▶ _TASK BRIEF_
All material below is to be reproduced exactly.

Collected data entries:
━━━━━━━━━━━━━━━━━━━━━━━━━━━━━━

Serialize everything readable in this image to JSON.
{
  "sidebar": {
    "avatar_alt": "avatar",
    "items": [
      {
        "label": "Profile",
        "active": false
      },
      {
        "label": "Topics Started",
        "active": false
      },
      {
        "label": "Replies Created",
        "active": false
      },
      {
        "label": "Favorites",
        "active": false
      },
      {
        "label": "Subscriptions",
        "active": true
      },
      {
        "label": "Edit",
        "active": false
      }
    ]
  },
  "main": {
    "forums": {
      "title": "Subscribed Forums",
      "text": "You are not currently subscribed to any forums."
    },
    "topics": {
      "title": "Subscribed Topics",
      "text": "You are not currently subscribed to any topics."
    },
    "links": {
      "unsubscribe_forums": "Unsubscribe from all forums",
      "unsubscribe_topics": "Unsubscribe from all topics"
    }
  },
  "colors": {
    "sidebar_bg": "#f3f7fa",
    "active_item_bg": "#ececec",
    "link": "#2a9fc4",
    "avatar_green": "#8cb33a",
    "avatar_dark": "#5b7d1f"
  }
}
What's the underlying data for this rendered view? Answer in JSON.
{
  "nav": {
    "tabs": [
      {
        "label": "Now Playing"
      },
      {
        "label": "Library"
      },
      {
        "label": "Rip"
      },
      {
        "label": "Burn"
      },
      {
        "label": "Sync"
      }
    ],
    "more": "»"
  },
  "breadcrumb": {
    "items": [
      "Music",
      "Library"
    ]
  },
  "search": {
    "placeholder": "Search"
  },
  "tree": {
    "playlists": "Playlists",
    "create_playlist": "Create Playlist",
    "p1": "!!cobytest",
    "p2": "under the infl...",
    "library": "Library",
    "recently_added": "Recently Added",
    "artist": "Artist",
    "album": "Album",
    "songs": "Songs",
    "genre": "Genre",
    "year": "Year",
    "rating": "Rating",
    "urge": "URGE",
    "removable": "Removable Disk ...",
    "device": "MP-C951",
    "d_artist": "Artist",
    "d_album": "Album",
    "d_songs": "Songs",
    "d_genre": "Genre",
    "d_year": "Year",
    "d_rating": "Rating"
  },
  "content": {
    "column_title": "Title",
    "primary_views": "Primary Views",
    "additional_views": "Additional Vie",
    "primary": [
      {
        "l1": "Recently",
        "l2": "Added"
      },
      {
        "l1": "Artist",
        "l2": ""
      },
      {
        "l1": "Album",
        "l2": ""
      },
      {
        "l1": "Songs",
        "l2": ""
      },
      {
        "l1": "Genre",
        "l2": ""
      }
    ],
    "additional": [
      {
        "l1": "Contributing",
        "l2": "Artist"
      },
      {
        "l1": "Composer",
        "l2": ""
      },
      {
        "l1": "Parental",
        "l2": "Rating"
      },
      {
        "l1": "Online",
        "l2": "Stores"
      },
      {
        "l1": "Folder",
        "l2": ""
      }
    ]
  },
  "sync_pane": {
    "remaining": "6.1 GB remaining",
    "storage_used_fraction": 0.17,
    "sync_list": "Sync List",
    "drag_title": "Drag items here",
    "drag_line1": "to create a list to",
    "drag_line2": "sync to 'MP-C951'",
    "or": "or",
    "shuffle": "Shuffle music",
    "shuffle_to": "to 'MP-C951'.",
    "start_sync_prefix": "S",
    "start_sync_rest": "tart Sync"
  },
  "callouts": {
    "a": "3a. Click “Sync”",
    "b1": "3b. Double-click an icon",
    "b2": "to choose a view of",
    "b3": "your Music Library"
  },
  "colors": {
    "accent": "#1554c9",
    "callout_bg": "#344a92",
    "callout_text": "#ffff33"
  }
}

━━━━━━━━━━━━━━━━━━━━━━━━━━━━━━

▶ _RESULT_
Serialize everything readable in this image to JSON.
{
  "sidebar": {
    "avatar_alt": "avatar",
    "items": [
      {
        "label": "Profile",
        "active": false
      },
      {
        "label": "Topics Started",
        "active": false
      },
      {
        "label": "Replies Created",
        "active": false
      },
      {
        "label": "Favorites",
        "active": false
      },
      {
        "label": "Subscriptions",
        "active": true
      },
      {
        "label": "Edit",
        "active": false
      }
    ]
  },
  "main": {
    "forums": {
      "title": "Subscribed Forums",
      "text": "You are not currently subscribed to any forums."
    },
    "topics": {
      "title": "Subscribed Topics",
      "text": "You are not currently subscribed to any topics."
    },
    "links": {
      "unsubscribe_forums": "Unsubscribe from all forums",
      "unsubscribe_topics": "Unsubscribe from all topics"
    }
  },
  "colors": {
    "sidebar_bg": "#f3f7fa",
    "active_item_bg": "#ececec",
    "link": "#2a9fc4",
    "avatar_green": "#8cb33a",
    "avatar_dark": "#5b7d1f"
  }
}
What's the underlying data for this rendered view? Answer in JSON.
{
  "nav": {
    "tabs": [
      {
        "label": "Now Playing"
      },
      {
        "label": "Library"
      },
      {
        "label": "Rip"
      },
      {
        "label": "Burn"
      },
      {
        "label": "Sync"
      }
    ],
    "more": "»"
  },
  "breadcrumb": {
    "items": [
      "Music",
      "Library"
    ]
  },
  "search": {
    "placeholder": "Search"
  },
  "tree": {
    "playlists": "Playlists",
    "create_playlist": "Create Playlist",
    "p1": "!!cobytest",
    "p2": "under the infl...",
    "library": "Library",
    "recently_added": "Recently Added",
    "artist": "Artist",
    "album": "Album",
    "songs": "Songs",
    "genre": "Genre",
    "year": "Year",
    "rating": "Rating",
    "urge": "URGE",
    "removable": "Removable Disk ...",
    "device": "MP-C951",
    "d_artist": "Artist",
    "d_album": "Album",
    "d_songs": "Songs",
    "d_genre": "Genre",
    "d_year": "Year",
    "d_rating": "Rating"
  },
  "content": {
    "column_title": "Title",
    "primary_views": "Primary Views",
    "additional_views": "Additional Vie",
    "primary": [
      {
        "l1": "Recently",
        "l2": "Added"
      },
      {
        "l1": "Artist",
        "l2": ""
      },
      {
        "l1": "Album",
        "l2": ""
      },
      {
        "l1": "Songs",
        "l2": ""
      },
      {
        "l1": "Genre",
        "l2": ""
      }
    ],
    "additional": [
      {
        "l1": "Contributing",
        "l2": "Artist"
      },
      {
        "l1": "Composer",
        "l2": ""
      },
      {
        "l1": "Parental",
        "l2": "Rating"
      },
      {
        "l1": "Online",
        "l2": "Stores"
      },
      {
        "l1": "Folder",
        "l2": ""
      }
    ]
  },
  "sync_pane": {
    "remaining": "6.1 GB remaining",
    "storage_used_fraction": 0.17,
    "sync_list": "Sync List",
    "drag_title": "Drag items here",
    "drag_line1": "to create a list to",
    "drag_line2": "sync to 'MP-C951'",
    "or": "or",
    "shuffle": "Shuffle music",
    "shuffle_to": "to 'MP-C951'.",
    "start_sync_prefix": "S",
    "start_sync_rest": "tart Sync"
  },
  "callouts": {
    "a": "3a. Click “Sync”",
    "b1": "3b. Double-click an icon",
    "b2": "to choose a view of",
    "b3": "your Music Library"
  },
  "colors": {
    "accent": "#1554c9",
    "callout_bg": "#344a92",
    "callout_text": "#ffff33"
  }
}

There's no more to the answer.